DATA ENTRIES

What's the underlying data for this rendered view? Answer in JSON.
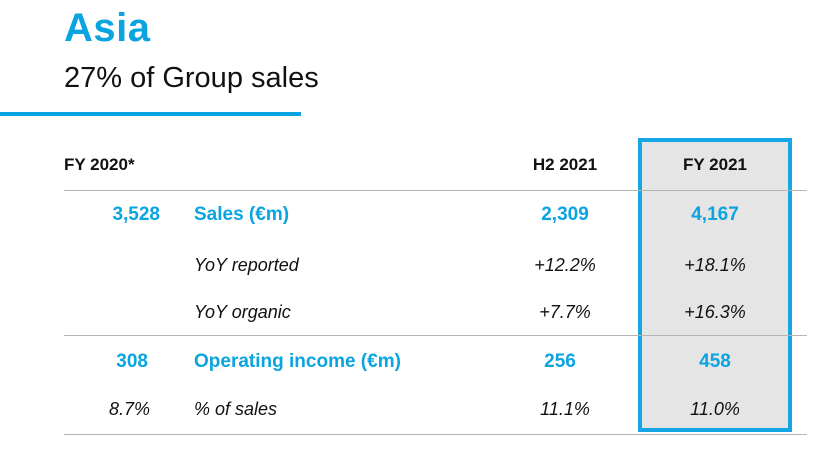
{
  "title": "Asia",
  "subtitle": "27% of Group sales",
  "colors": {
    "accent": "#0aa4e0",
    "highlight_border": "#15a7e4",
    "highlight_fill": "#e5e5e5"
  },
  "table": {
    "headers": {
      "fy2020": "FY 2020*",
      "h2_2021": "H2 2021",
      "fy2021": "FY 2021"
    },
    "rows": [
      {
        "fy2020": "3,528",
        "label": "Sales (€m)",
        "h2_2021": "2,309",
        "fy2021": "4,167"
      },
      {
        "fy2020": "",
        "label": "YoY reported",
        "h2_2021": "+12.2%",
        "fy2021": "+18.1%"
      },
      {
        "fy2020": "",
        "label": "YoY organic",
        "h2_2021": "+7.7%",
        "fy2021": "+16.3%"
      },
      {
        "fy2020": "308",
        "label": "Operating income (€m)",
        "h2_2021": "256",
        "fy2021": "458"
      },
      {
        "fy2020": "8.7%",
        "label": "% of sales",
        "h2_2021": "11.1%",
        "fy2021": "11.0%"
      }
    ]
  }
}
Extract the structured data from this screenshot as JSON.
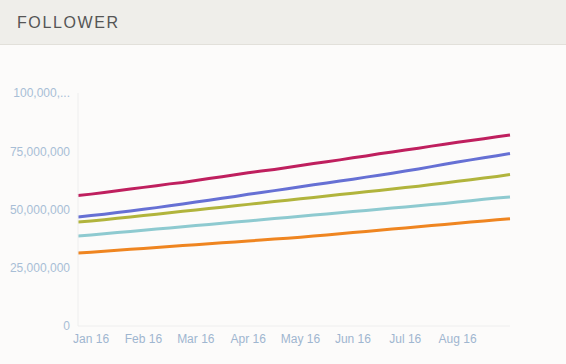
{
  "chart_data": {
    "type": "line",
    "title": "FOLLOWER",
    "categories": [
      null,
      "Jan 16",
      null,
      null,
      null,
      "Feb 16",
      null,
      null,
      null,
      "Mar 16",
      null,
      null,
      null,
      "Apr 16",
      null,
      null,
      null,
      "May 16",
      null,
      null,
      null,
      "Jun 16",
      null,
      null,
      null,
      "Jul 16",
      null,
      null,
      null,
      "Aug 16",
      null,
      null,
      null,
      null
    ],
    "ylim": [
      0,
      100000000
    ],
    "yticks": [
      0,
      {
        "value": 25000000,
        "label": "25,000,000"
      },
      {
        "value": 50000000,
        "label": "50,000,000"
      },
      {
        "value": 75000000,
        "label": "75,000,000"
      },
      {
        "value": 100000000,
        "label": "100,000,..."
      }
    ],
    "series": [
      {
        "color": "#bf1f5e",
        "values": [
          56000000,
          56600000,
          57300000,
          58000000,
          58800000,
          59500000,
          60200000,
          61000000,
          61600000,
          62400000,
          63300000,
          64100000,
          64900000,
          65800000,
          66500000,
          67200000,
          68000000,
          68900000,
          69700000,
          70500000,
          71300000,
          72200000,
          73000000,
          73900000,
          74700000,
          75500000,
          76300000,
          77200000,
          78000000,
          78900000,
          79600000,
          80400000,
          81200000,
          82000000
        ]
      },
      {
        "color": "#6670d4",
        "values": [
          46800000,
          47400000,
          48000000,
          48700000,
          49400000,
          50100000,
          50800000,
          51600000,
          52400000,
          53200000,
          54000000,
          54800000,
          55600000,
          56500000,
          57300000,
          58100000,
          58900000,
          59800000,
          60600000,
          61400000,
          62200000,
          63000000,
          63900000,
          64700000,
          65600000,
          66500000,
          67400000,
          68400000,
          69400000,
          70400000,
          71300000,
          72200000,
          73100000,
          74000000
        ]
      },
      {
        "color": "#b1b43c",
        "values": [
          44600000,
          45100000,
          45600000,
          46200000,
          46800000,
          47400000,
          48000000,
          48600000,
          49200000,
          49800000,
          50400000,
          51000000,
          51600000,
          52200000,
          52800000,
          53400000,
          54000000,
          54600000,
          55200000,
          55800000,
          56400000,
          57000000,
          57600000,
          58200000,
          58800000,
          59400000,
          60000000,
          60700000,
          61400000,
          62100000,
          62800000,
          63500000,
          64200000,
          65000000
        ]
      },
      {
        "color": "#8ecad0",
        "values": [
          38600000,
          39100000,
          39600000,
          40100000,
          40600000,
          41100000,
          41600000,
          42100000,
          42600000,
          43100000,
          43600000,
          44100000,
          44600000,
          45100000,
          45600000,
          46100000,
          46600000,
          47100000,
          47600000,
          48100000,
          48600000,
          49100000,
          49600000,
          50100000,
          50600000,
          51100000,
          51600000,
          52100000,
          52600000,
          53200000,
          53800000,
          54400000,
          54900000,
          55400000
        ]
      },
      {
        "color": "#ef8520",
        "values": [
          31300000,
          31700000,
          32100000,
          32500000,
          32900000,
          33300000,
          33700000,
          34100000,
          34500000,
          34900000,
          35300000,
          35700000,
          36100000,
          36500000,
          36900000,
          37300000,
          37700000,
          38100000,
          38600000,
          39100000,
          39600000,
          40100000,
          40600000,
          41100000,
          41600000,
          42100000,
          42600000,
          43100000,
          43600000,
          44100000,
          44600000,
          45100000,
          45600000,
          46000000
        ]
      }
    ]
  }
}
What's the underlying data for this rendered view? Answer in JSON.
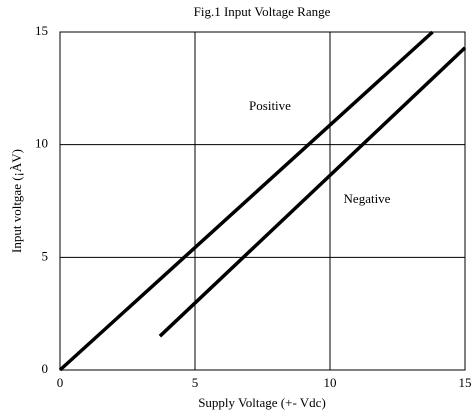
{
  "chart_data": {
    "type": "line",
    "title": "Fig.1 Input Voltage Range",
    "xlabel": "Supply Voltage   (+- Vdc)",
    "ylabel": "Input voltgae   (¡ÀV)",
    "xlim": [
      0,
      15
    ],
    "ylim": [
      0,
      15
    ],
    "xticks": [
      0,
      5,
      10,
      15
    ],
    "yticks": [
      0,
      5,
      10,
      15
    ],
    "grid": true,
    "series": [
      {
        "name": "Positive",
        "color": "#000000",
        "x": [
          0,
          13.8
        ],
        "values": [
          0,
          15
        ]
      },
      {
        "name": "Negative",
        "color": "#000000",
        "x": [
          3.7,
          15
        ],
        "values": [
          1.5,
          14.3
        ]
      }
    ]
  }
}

YOUR INSTRUCTIONS
Transcribe all of the entries word for word, but skip any pictures they contain.

THE ANSWER
What's the underlying data for this rendered view? Answer in JSON.
{
  "title": "Asia",
  "subtitle": "27% of Group sales",
  "colors": {
    "accent": "#0aa4e0",
    "highlight_border": "#15a7e4",
    "highlight_fill": "#e5e5e5"
  },
  "table": {
    "headers": {
      "fy2020": "FY 2020*",
      "h2_2021": "H2 2021",
      "fy2021": "FY 2021"
    },
    "rows": [
      {
        "fy2020": "3,528",
        "label": "Sales (€m)",
        "h2_2021": "2,309",
        "fy2021": "4,167"
      },
      {
        "fy2020": "",
        "label": "YoY reported",
        "h2_2021": "+12.2%",
        "fy2021": "+18.1%"
      },
      {
        "fy2020": "",
        "label": "YoY organic",
        "h2_2021": "+7.7%",
        "fy2021": "+16.3%"
      },
      {
        "fy2020": "308",
        "label": "Operating income (€m)",
        "h2_2021": "256",
        "fy2021": "458"
      },
      {
        "fy2020": "8.7%",
        "label": "% of sales",
        "h2_2021": "11.1%",
        "fy2021": "11.0%"
      }
    ]
  }
}
Extract the structured data from this screenshot as JSON.
{
  "chart_data": {
    "type": "line",
    "title": "FOLLOWER",
    "categories": [
      null,
      "Jan 16",
      null,
      null,
      null,
      "Feb 16",
      null,
      null,
      null,
      "Mar 16",
      null,
      null,
      null,
      "Apr 16",
      null,
      null,
      null,
      "May 16",
      null,
      null,
      null,
      "Jun 16",
      null,
      null,
      null,
      "Jul 16",
      null,
      null,
      null,
      "Aug 16",
      null,
      null,
      null,
      null
    ],
    "ylim": [
      0,
      100000000
    ],
    "yticks": [
      0,
      {
        "value": 25000000,
        "label": "25,000,000"
      },
      {
        "value": 50000000,
        "label": "50,000,000"
      },
      {
        "value": 75000000,
        "label": "75,000,000"
      },
      {
        "value": 100000000,
        "label": "100,000,..."
      }
    ],
    "series": [
      {
        "color": "#bf1f5e",
        "values": [
          56000000,
          56600000,
          57300000,
          58000000,
          58800000,
          59500000,
          60200000,
          61000000,
          61600000,
          62400000,
          63300000,
          64100000,
          64900000,
          65800000,
          66500000,
          67200000,
          68000000,
          68900000,
          69700000,
          70500000,
          71300000,
          72200000,
          73000000,
          73900000,
          74700000,
          75500000,
          76300000,
          77200000,
          78000000,
          78900000,
          79600000,
          80400000,
          81200000,
          82000000
        ]
      },
      {
        "color": "#6670d4",
        "values": [
          46800000,
          47400000,
          48000000,
          48700000,
          49400000,
          50100000,
          50800000,
          51600000,
          52400000,
          53200000,
          54000000,
          54800000,
          55600000,
          56500000,
          57300000,
          58100000,
          58900000,
          59800000,
          60600000,
          61400000,
          62200000,
          63000000,
          63900000,
          64700000,
          65600000,
          66500000,
          67400000,
          68400000,
          69400000,
          70400000,
          71300000,
          72200000,
          73100000,
          74000000
        ]
      },
      {
        "color": "#b1b43c",
        "values": [
          44600000,
          45100000,
          45600000,
          46200000,
          46800000,
          47400000,
          48000000,
          48600000,
          49200000,
          49800000,
          50400000,
          51000000,
          51600000,
          52200000,
          52800000,
          53400000,
          54000000,
          54600000,
          55200000,
          55800000,
          56400000,
          57000000,
          57600000,
          58200000,
          58800000,
          59400000,
          60000000,
          60700000,
          61400000,
          62100000,
          62800000,
          63500000,
          64200000,
          65000000
        ]
      },
      {
        "color": "#8ecad0",
        "values": [
          38600000,
          39100000,
          39600000,
          40100000,
          40600000,
          41100000,
          41600000,
          42100000,
          42600000,
          43100000,
          43600000,
          44100000,
          44600000,
          45100000,
          45600000,
          46100000,
          46600000,
          47100000,
          47600000,
          48100000,
          48600000,
          49100000,
          49600000,
          50100000,
          50600000,
          51100000,
          51600000,
          52100000,
          52600000,
          53200000,
          53800000,
          54400000,
          54900000,
          55400000
        ]
      },
      {
        "color": "#ef8520",
        "values": [
          31300000,
          31700000,
          32100000,
          32500000,
          32900000,
          33300000,
          33700000,
          34100000,
          34500000,
          34900000,
          35300000,
          35700000,
          36100000,
          36500000,
          36900000,
          37300000,
          37700000,
          38100000,
          38600000,
          39100000,
          39600000,
          40100000,
          40600000,
          41100000,
          41600000,
          42100000,
          42600000,
          43100000,
          43600000,
          44100000,
          44600000,
          45100000,
          45600000,
          46000000
        ]
      }
    ]
  }
}
What's the underlying data for this rendered view? Answer in JSON.
{
  "chart_data": {
    "type": "line",
    "title": "Fig.1 Input Voltage Range",
    "xlabel": "Supply Voltage   (+- Vdc)",
    "ylabel": "Input voltgae   (¡ÀV)",
    "xlim": [
      0,
      15
    ],
    "ylim": [
      0,
      15
    ],
    "xticks": [
      0,
      5,
      10,
      15
    ],
    "yticks": [
      0,
      5,
      10,
      15
    ],
    "grid": true,
    "series": [
      {
        "name": "Positive",
        "color": "#000000",
        "x": [
          0,
          13.8
        ],
        "values": [
          0,
          15
        ]
      },
      {
        "name": "Negative",
        "color": "#000000",
        "x": [
          3.7,
          15
        ],
        "values": [
          1.5,
          14.3
        ]
      }
    ]
  }
}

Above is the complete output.